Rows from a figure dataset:
┌──

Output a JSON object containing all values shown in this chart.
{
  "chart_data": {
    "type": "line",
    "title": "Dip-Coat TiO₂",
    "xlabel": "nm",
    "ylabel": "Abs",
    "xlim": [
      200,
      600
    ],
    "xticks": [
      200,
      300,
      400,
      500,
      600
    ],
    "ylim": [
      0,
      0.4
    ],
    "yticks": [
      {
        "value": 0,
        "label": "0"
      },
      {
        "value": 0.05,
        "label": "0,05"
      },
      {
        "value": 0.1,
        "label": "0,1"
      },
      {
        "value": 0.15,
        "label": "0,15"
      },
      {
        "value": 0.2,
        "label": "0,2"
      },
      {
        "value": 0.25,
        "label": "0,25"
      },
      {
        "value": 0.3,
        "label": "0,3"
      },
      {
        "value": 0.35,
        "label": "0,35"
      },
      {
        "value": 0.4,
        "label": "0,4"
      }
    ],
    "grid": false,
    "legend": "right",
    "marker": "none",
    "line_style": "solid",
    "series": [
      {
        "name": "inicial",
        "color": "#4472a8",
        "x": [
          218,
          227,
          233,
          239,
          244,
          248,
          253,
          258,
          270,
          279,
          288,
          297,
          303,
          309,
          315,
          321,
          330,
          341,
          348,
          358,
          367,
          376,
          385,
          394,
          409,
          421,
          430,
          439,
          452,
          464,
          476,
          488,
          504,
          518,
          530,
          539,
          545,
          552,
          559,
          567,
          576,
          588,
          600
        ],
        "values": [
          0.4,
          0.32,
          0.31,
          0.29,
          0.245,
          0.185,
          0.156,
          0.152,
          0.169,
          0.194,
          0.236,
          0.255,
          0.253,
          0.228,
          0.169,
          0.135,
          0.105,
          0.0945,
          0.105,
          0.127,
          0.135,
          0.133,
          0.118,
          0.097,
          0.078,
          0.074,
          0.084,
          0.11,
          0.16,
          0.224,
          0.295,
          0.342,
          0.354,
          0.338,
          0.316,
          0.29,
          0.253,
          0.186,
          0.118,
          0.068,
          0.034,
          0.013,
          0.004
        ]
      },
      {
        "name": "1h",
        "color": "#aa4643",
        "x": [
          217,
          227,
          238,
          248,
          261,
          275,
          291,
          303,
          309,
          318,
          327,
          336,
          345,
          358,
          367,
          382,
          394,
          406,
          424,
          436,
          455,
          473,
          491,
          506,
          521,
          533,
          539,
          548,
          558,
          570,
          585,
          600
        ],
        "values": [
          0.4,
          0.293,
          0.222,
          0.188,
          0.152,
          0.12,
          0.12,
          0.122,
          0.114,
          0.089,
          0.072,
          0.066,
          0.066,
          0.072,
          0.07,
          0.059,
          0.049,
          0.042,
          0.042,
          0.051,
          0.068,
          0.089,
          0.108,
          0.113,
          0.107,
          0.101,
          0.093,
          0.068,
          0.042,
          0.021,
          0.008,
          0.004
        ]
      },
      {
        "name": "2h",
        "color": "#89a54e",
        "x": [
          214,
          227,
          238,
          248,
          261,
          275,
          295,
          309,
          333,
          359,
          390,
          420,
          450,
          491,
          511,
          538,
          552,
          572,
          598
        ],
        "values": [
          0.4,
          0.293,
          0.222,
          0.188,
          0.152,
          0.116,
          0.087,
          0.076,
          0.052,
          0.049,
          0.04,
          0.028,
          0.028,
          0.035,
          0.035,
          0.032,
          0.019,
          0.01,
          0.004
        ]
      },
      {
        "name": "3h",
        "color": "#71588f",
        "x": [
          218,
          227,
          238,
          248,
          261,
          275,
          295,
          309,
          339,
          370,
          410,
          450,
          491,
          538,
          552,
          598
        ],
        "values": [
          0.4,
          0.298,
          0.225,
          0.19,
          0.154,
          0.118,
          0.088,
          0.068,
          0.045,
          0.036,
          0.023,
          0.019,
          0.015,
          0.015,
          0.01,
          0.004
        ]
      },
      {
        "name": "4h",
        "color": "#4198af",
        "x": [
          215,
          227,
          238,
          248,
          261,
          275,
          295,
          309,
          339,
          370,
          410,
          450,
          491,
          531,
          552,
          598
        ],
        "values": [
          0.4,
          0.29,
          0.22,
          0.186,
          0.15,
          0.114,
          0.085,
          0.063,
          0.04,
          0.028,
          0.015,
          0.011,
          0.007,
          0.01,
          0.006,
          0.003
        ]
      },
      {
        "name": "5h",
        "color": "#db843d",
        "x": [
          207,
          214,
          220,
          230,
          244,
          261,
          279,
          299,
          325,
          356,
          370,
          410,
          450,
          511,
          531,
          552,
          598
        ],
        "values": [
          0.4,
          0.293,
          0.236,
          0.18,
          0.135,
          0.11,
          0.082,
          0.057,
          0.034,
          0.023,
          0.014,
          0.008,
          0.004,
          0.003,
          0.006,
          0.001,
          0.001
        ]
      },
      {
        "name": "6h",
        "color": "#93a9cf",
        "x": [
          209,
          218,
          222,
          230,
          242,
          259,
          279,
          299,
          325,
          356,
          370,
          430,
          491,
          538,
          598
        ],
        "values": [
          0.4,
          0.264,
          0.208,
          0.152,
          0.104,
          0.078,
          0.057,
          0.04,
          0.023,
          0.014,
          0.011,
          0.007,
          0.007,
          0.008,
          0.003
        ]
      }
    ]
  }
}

└──

What is asked: Scan the material above. Copy each line where "name" occurs.

Expected answer:
        "name": "inicial",
        "name": "1h",
        "name": "2h",
        "name": "3h",
        "name": "4h",
        "name": "5h",
        "name": "6h",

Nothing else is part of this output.